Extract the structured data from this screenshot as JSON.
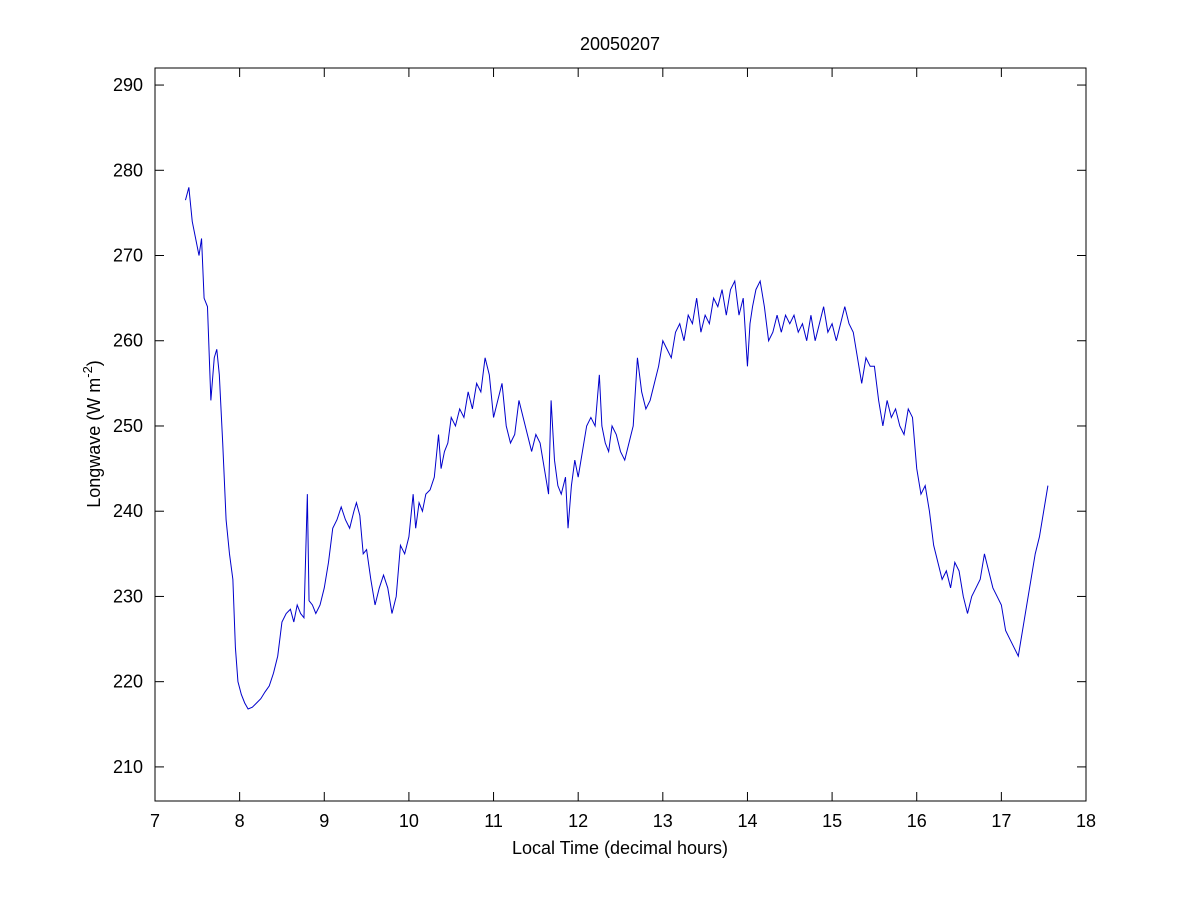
{
  "chart_data": {
    "type": "line",
    "title": "20050207",
    "xlabel": "Local Time (decimal hours)",
    "ylabel": [
      "Longwave (W m",
      "-2",
      ")"
    ],
    "xlim": [
      7,
      18
    ],
    "xticks": [
      7,
      8,
      9,
      10,
      11,
      12,
      13,
      14,
      15,
      16,
      17,
      18
    ],
    "ylim": [
      206,
      292
    ],
    "yticks": [
      210,
      220,
      230,
      240,
      250,
      260,
      270,
      280,
      290
    ],
    "grid": false,
    "series": [
      {
        "color": "#0000cc",
        "x": [
          7.36,
          7.4,
          7.44,
          7.48,
          7.52,
          7.55,
          7.58,
          7.62,
          7.66,
          7.7,
          7.73,
          7.76,
          7.8,
          7.84,
          7.88,
          7.92,
          7.95,
          7.98,
          8.02,
          8.06,
          8.1,
          8.15,
          8.2,
          8.25,
          8.3,
          8.35,
          8.4,
          8.45,
          8.5,
          8.55,
          8.6,
          8.64,
          8.68,
          8.72,
          8.76,
          8.8,
          8.82,
          8.86,
          8.9,
          8.95,
          9.0,
          9.05,
          9.1,
          9.15,
          9.2,
          9.25,
          9.3,
          9.35,
          9.38,
          9.42,
          9.46,
          9.5,
          9.55,
          9.6,
          9.65,
          9.7,
          9.75,
          9.8,
          9.85,
          9.9,
          9.95,
          10.0,
          10.05,
          10.08,
          10.12,
          10.16,
          10.2,
          10.25,
          10.3,
          10.35,
          10.38,
          10.42,
          10.46,
          10.5,
          10.55,
          10.6,
          10.65,
          10.7,
          10.75,
          10.8,
          10.85,
          10.9,
          10.95,
          11.0,
          11.05,
          11.1,
          11.15,
          11.2,
          11.25,
          11.3,
          11.35,
          11.4,
          11.45,
          11.5,
          11.55,
          11.6,
          11.65,
          11.68,
          11.72,
          11.76,
          11.8,
          11.85,
          11.88,
          11.92,
          11.96,
          12.0,
          12.05,
          12.1,
          12.15,
          12.2,
          12.25,
          12.28,
          12.32,
          12.36,
          12.4,
          12.45,
          12.5,
          12.55,
          12.6,
          12.65,
          12.7,
          12.75,
          12.8,
          12.85,
          12.9,
          12.95,
          13.0,
          13.05,
          13.1,
          13.15,
          13.2,
          13.25,
          13.3,
          13.35,
          13.4,
          13.45,
          13.5,
          13.55,
          13.6,
          13.65,
          13.7,
          13.75,
          13.8,
          13.85,
          13.9,
          13.95,
          14.0,
          14.03,
          14.06,
          14.1,
          14.15,
          14.2,
          14.25,
          14.3,
          14.35,
          14.4,
          14.45,
          14.5,
          14.55,
          14.6,
          14.65,
          14.7,
          14.75,
          14.8,
          14.85,
          14.9,
          14.95,
          15.0,
          15.05,
          15.1,
          15.15,
          15.2,
          15.25,
          15.3,
          15.35,
          15.4,
          15.45,
          15.5,
          15.55,
          15.6,
          15.65,
          15.7,
          15.75,
          15.8,
          15.85,
          15.9,
          15.95,
          16.0,
          16.05,
          16.1,
          16.15,
          16.2,
          16.25,
          16.3,
          16.35,
          16.4,
          16.45,
          16.5,
          16.55,
          16.6,
          16.65,
          16.7,
          16.75,
          16.8,
          16.85,
          16.9,
          16.95,
          17.0,
          17.05,
          17.1,
          17.15,
          17.2,
          17.25,
          17.3,
          17.35,
          17.4,
          17.45,
          17.5,
          17.55
        ],
        "values": [
          276.5,
          278,
          274,
          272,
          270,
          272,
          265,
          264,
          253,
          258,
          259,
          256,
          248,
          239,
          235,
          232,
          224,
          220,
          218.5,
          217.5,
          216.8,
          217,
          217.5,
          218,
          218.8,
          219.5,
          221,
          223,
          227,
          228,
          228.5,
          227,
          229,
          228,
          227.5,
          242,
          229.5,
          229,
          228,
          229,
          231,
          234,
          238,
          239,
          240.5,
          239,
          238,
          240,
          241,
          239.5,
          235,
          235.5,
          232,
          229,
          231,
          232.5,
          231,
          228,
          230,
          236,
          235,
          237,
          242,
          238,
          241,
          240,
          242,
          242.5,
          244,
          249,
          245,
          247,
          248,
          251,
          250,
          252,
          251,
          254,
          252,
          255,
          254,
          258,
          256,
          251,
          253,
          255,
          250,
          248,
          249,
          253,
          251,
          249,
          247,
          249,
          248,
          245,
          242,
          253,
          246,
          243,
          242,
          244,
          238,
          243,
          246,
          244,
          247,
          250,
          251,
          250,
          256,
          250,
          248,
          247,
          250,
          249,
          247,
          246,
          248,
          250,
          258,
          254,
          252,
          253,
          255,
          257,
          260,
          259,
          258,
          261,
          262,
          260,
          263,
          262,
          265,
          261,
          263,
          262,
          265,
          264,
          266,
          263,
          266,
          267,
          263,
          265,
          257,
          262,
          264,
          266,
          267,
          264,
          260,
          261,
          263,
          261,
          263,
          262,
          263,
          261,
          262,
          260,
          263,
          260,
          262,
          264,
          261,
          262,
          260,
          262,
          264,
          262,
          261,
          258,
          255,
          258,
          257,
          257,
          253,
          250,
          253,
          251,
          252,
          250,
          249,
          252,
          251,
          245,
          242,
          243,
          240,
          236,
          234,
          232,
          233,
          231,
          234,
          233,
          230,
          228,
          230,
          231,
          232,
          235,
          233,
          231,
          230,
          229,
          226,
          225,
          224,
          223,
          226,
          229,
          232,
          235,
          237,
          240,
          243
        ]
      }
    ]
  }
}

==========

## TASK OBJECTIVE
Restate the data above word for word. Do not include the images.

## FINISHED TASK
Extract the structured data from this screenshot as JSON.
{
  "chart_data": {
    "type": "line",
    "title": "20050207",
    "xlabel": "Local Time (decimal hours)",
    "ylabel": [
      "Longwave (W m",
      "-2",
      ")"
    ],
    "xlim": [
      7,
      18
    ],
    "xticks": [
      7,
      8,
      9,
      10,
      11,
      12,
      13,
      14,
      15,
      16,
      17,
      18
    ],
    "ylim": [
      206,
      292
    ],
    "yticks": [
      210,
      220,
      230,
      240,
      250,
      260,
      270,
      280,
      290
    ],
    "grid": false,
    "series": [
      {
        "color": "#0000cc",
        "x": [
          7.36,
          7.4,
          7.44,
          7.48,
          7.52,
          7.55,
          7.58,
          7.62,
          7.66,
          7.7,
          7.73,
          7.76,
          7.8,
          7.84,
          7.88,
          7.92,
          7.95,
          7.98,
          8.02,
          8.06,
          8.1,
          8.15,
          8.2,
          8.25,
          8.3,
          8.35,
          8.4,
          8.45,
          8.5,
          8.55,
          8.6,
          8.64,
          8.68,
          8.72,
          8.76,
          8.8,
          8.82,
          8.86,
          8.9,
          8.95,
          9.0,
          9.05,
          9.1,
          9.15,
          9.2,
          9.25,
          9.3,
          9.35,
          9.38,
          9.42,
          9.46,
          9.5,
          9.55,
          9.6,
          9.65,
          9.7,
          9.75,
          9.8,
          9.85,
          9.9,
          9.95,
          10.0,
          10.05,
          10.08,
          10.12,
          10.16,
          10.2,
          10.25,
          10.3,
          10.35,
          10.38,
          10.42,
          10.46,
          10.5,
          10.55,
          10.6,
          10.65,
          10.7,
          10.75,
          10.8,
          10.85,
          10.9,
          10.95,
          11.0,
          11.05,
          11.1,
          11.15,
          11.2,
          11.25,
          11.3,
          11.35,
          11.4,
          11.45,
          11.5,
          11.55,
          11.6,
          11.65,
          11.68,
          11.72,
          11.76,
          11.8,
          11.85,
          11.88,
          11.92,
          11.96,
          12.0,
          12.05,
          12.1,
          12.15,
          12.2,
          12.25,
          12.28,
          12.32,
          12.36,
          12.4,
          12.45,
          12.5,
          12.55,
          12.6,
          12.65,
          12.7,
          12.75,
          12.8,
          12.85,
          12.9,
          12.95,
          13.0,
          13.05,
          13.1,
          13.15,
          13.2,
          13.25,
          13.3,
          13.35,
          13.4,
          13.45,
          13.5,
          13.55,
          13.6,
          13.65,
          13.7,
          13.75,
          13.8,
          13.85,
          13.9,
          13.95,
          14.0,
          14.03,
          14.06,
          14.1,
          14.15,
          14.2,
          14.25,
          14.3,
          14.35,
          14.4,
          14.45,
          14.5,
          14.55,
          14.6,
          14.65,
          14.7,
          14.75,
          14.8,
          14.85,
          14.9,
          14.95,
          15.0,
          15.05,
          15.1,
          15.15,
          15.2,
          15.25,
          15.3,
          15.35,
          15.4,
          15.45,
          15.5,
          15.55,
          15.6,
          15.65,
          15.7,
          15.75,
          15.8,
          15.85,
          15.9,
          15.95,
          16.0,
          16.05,
          16.1,
          16.15,
          16.2,
          16.25,
          16.3,
          16.35,
          16.4,
          16.45,
          16.5,
          16.55,
          16.6,
          16.65,
          16.7,
          16.75,
          16.8,
          16.85,
          16.9,
          16.95,
          17.0,
          17.05,
          17.1,
          17.15,
          17.2,
          17.25,
          17.3,
          17.35,
          17.4,
          17.45,
          17.5,
          17.55
        ],
        "values": [
          276.5,
          278,
          274,
          272,
          270,
          272,
          265,
          264,
          253,
          258,
          259,
          256,
          248,
          239,
          235,
          232,
          224,
          220,
          218.5,
          217.5,
          216.8,
          217,
          217.5,
          218,
          218.8,
          219.5,
          221,
          223,
          227,
          228,
          228.5,
          227,
          229,
          228,
          227.5,
          242,
          229.5,
          229,
          228,
          229,
          231,
          234,
          238,
          239,
          240.5,
          239,
          238,
          240,
          241,
          239.5,
          235,
          235.5,
          232,
          229,
          231,
          232.5,
          231,
          228,
          230,
          236,
          235,
          237,
          242,
          238,
          241,
          240,
          242,
          242.5,
          244,
          249,
          245,
          247,
          248,
          251,
          250,
          252,
          251,
          254,
          252,
          255,
          254,
          258,
          256,
          251,
          253,
          255,
          250,
          248,
          249,
          253,
          251,
          249,
          247,
          249,
          248,
          245,
          242,
          253,
          246,
          243,
          242,
          244,
          238,
          243,
          246,
          244,
          247,
          250,
          251,
          250,
          256,
          250,
          248,
          247,
          250,
          249,
          247,
          246,
          248,
          250,
          258,
          254,
          252,
          253,
          255,
          257,
          260,
          259,
          258,
          261,
          262,
          260,
          263,
          262,
          265,
          261,
          263,
          262,
          265,
          264,
          266,
          263,
          266,
          267,
          263,
          265,
          257,
          262,
          264,
          266,
          267,
          264,
          260,
          261,
          263,
          261,
          263,
          262,
          263,
          261,
          262,
          260,
          263,
          260,
          262,
          264,
          261,
          262,
          260,
          262,
          264,
          262,
          261,
          258,
          255,
          258,
          257,
          257,
          253,
          250,
          253,
          251,
          252,
          250,
          249,
          252,
          251,
          245,
          242,
          243,
          240,
          236,
          234,
          232,
          233,
          231,
          234,
          233,
          230,
          228,
          230,
          231,
          232,
          235,
          233,
          231,
          230,
          229,
          226,
          225,
          224,
          223,
          226,
          229,
          232,
          235,
          237,
          240,
          243
        ]
      }
    ]
  }
}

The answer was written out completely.